+++ Provided data +++

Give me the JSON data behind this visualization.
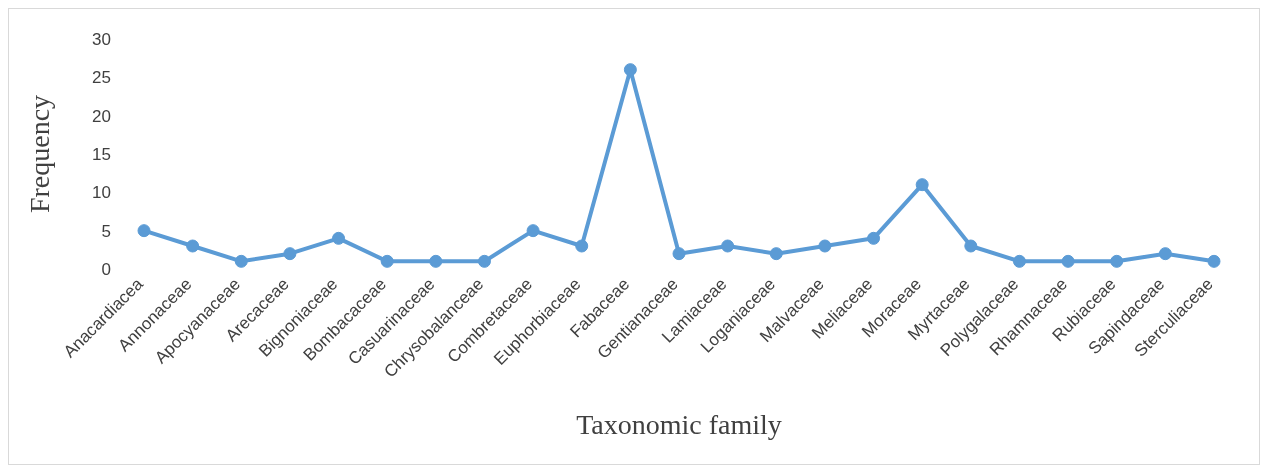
{
  "chart_data": {
    "type": "line",
    "xlabel": "Taxonomic family",
    "ylabel": "Frequency",
    "categories": [
      "Anacardiacea",
      "Annonaceae",
      "Apocyanaceae",
      "Arecaceae",
      "Bignoniaceae",
      "Bombacaceae",
      "Casuarinaceae",
      "Chrysobalanceae",
      "Combretaceae",
      "Euphorbiaceae",
      "Fabaceae",
      "Gentianaceae",
      "Lamiaceae",
      "Loganiaceae",
      "Malvaceae",
      "Meliaceae",
      "Moraceae",
      "Myrtaceae",
      "Polygalaceae",
      "Rhamnaceae",
      "Rubiaceae",
      "Sapindaceae",
      "Sterculiaceae"
    ],
    "series": [
      {
        "color": "#5b9bd5",
        "values": [
          5,
          3,
          1,
          2,
          4,
          1,
          1,
          1,
          5,
          3,
          26,
          2,
          3,
          2,
          3,
          4,
          11,
          3,
          1,
          1,
          1,
          2,
          1
        ]
      }
    ],
    "ylim": [
      0,
      30
    ],
    "yticks": [
      0,
      5,
      10,
      15,
      20,
      25,
      30
    ],
    "grid": false,
    "legend": false,
    "marker": "circle",
    "line_style": "solid"
  }
}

+++

● What you will do:
Copy the data exactly. Any picture it contains is to be omitted.

● Exercise answer:
Give me the JSON data behind this visualization.
{
  "chart_data": {
    "type": "line",
    "xlabel": "Taxonomic family",
    "ylabel": "Frequency",
    "categories": [
      "Anacardiacea",
      "Annonaceae",
      "Apocyanaceae",
      "Arecaceae",
      "Bignoniaceae",
      "Bombacaceae",
      "Casuarinaceae",
      "Chrysobalanceae",
      "Combretaceae",
      "Euphorbiaceae",
      "Fabaceae",
      "Gentianaceae",
      "Lamiaceae",
      "Loganiaceae",
      "Malvaceae",
      "Meliaceae",
      "Moraceae",
      "Myrtaceae",
      "Polygalaceae",
      "Rhamnaceae",
      "Rubiaceae",
      "Sapindaceae",
      "Sterculiaceae"
    ],
    "series": [
      {
        "color": "#5b9bd5",
        "values": [
          5,
          3,
          1,
          2,
          4,
          1,
          1,
          1,
          5,
          3,
          26,
          2,
          3,
          2,
          3,
          4,
          11,
          3,
          1,
          1,
          1,
          2,
          1
        ]
      }
    ],
    "ylim": [
      0,
      30
    ],
    "yticks": [
      0,
      5,
      10,
      15,
      20,
      25,
      30
    ],
    "grid": false,
    "legend": false,
    "marker": "circle",
    "line_style": "solid"
  }
}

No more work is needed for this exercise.